Given instruction :: Return the data exactly, with all pictures removed.

--- Start of Records provided ---

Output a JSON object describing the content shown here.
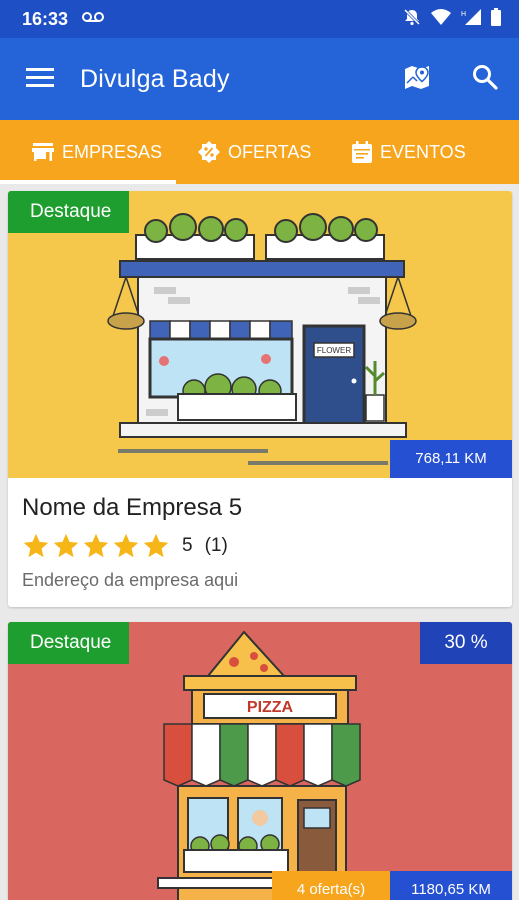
{
  "status_bar": {
    "time": "16:33",
    "voicemail_icon": "voicemail-icon",
    "icons": [
      "notifications-off-icon",
      "wifi-icon",
      "signal-icon",
      "battery-icon"
    ]
  },
  "app_bar": {
    "title": "Divulga Bady",
    "menu_icon": "menu-icon",
    "map_icon": "map-icon",
    "search_icon": "search-icon"
  },
  "tabs": [
    {
      "label": "EMPRESAS",
      "icon": "store-icon",
      "active": true
    },
    {
      "label": "OFERTAS",
      "icon": "discount-icon",
      "active": false
    },
    {
      "label": "EVENTOS",
      "icon": "calendar-icon",
      "active": false
    }
  ],
  "cards": [
    {
      "featured_label": "Destaque",
      "distance": "768,11 KM",
      "name": "Nome da Empresa 5",
      "rating": 5,
      "rating_value": "5",
      "rating_count": "(1)",
      "address": "Endereço da empresa aqui",
      "image_bg": "#f5c84c",
      "illustration": "flower-shop"
    },
    {
      "featured_label": "Destaque",
      "discount": "30 %",
      "offers": "4 oferta(s)",
      "distance": "1180,65 KM",
      "sign_text": "PIZZA",
      "image_bg": "#d9675f",
      "illustration": "pizza-shop"
    }
  ],
  "colors": {
    "status_bar": "#1f4fc4",
    "app_bar": "#2563d8",
    "tab_bar": "#f7a51d",
    "featured_badge": "#1e9e2f",
    "distance_badge": "#2450d1",
    "star": "#f7b617"
  }
}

--- End of Records provided ---

Completed exercise ::
Output a JSON object describing the content shown here.
{
  "status_bar": {
    "time": "16:33",
    "voicemail_icon": "voicemail-icon",
    "icons": [
      "notifications-off-icon",
      "wifi-icon",
      "signal-icon",
      "battery-icon"
    ]
  },
  "app_bar": {
    "title": "Divulga Bady",
    "menu_icon": "menu-icon",
    "map_icon": "map-icon",
    "search_icon": "search-icon"
  },
  "tabs": [
    {
      "label": "EMPRESAS",
      "icon": "store-icon",
      "active": true
    },
    {
      "label": "OFERTAS",
      "icon": "discount-icon",
      "active": false
    },
    {
      "label": "EVENTOS",
      "icon": "calendar-icon",
      "active": false
    }
  ],
  "cards": [
    {
      "featured_label": "Destaque",
      "distance": "768,11 KM",
      "name": "Nome da Empresa 5",
      "rating": 5,
      "rating_value": "5",
      "rating_count": "(1)",
      "address": "Endereço da empresa aqui",
      "image_bg": "#f5c84c",
      "illustration": "flower-shop"
    },
    {
      "featured_label": "Destaque",
      "discount": "30 %",
      "offers": "4 oferta(s)",
      "distance": "1180,65 KM",
      "sign_text": "PIZZA",
      "image_bg": "#d9675f",
      "illustration": "pizza-shop"
    }
  ],
  "colors": {
    "status_bar": "#1f4fc4",
    "app_bar": "#2563d8",
    "tab_bar": "#f7a51d",
    "featured_badge": "#1e9e2f",
    "distance_badge": "#2450d1",
    "star": "#f7b617"
  }
}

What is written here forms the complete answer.